▼▼▼

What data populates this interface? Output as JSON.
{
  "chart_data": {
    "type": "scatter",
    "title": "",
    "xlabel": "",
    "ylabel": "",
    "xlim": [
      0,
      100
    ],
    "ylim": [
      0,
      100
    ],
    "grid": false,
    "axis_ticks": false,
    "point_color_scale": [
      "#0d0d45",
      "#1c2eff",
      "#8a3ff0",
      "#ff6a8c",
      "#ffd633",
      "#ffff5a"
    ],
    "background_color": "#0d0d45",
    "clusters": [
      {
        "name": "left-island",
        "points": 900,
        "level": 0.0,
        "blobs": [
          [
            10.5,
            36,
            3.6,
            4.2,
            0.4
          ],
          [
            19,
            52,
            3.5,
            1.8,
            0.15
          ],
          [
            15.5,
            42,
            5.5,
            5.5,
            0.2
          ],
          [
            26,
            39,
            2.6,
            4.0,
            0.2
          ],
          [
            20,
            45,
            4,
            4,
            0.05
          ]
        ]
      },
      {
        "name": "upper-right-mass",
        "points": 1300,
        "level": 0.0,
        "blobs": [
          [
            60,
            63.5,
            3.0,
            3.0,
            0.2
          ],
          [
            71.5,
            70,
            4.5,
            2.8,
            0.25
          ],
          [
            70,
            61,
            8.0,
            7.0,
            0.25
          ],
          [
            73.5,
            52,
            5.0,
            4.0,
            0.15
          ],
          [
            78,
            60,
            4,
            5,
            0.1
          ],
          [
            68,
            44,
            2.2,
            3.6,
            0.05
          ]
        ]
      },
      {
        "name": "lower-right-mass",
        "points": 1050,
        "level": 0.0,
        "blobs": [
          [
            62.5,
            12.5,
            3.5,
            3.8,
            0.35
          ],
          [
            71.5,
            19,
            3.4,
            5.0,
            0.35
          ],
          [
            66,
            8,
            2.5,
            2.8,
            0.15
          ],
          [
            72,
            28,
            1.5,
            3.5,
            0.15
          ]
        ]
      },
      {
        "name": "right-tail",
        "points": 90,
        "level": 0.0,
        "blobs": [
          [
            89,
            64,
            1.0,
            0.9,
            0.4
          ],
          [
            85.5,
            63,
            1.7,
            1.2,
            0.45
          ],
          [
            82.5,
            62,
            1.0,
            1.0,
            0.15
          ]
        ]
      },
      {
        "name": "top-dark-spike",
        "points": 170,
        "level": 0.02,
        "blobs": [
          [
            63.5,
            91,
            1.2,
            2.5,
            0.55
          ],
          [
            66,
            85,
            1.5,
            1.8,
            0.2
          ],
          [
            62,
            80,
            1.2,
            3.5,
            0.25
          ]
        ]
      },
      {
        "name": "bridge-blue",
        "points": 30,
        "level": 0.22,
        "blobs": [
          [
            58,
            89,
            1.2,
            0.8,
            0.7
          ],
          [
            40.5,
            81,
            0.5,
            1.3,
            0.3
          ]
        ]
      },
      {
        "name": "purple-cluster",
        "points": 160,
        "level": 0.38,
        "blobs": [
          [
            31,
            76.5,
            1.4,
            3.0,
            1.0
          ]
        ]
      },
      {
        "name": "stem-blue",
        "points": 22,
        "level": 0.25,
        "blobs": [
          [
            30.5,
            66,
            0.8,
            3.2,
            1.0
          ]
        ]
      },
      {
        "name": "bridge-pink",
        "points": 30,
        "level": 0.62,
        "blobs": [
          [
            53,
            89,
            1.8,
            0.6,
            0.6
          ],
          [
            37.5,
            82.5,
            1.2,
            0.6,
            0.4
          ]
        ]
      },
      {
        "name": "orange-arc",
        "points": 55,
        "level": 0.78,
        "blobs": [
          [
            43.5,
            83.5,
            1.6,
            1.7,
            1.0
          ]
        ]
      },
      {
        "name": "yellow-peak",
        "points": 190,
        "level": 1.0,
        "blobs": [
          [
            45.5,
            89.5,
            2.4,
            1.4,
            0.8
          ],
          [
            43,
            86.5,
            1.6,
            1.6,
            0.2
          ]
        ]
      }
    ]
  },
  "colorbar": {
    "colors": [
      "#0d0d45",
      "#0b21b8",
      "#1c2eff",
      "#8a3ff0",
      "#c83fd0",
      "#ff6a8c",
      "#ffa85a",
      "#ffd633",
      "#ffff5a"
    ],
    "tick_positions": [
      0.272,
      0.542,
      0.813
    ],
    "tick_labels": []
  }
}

▲▲▲

Aim ▸ Where a line of the records above holds the word "right", copy that line.

Task result ▸
        "name": "upper-right-mass",
        "name": "lower-right-mass",
        "name": "right-tail",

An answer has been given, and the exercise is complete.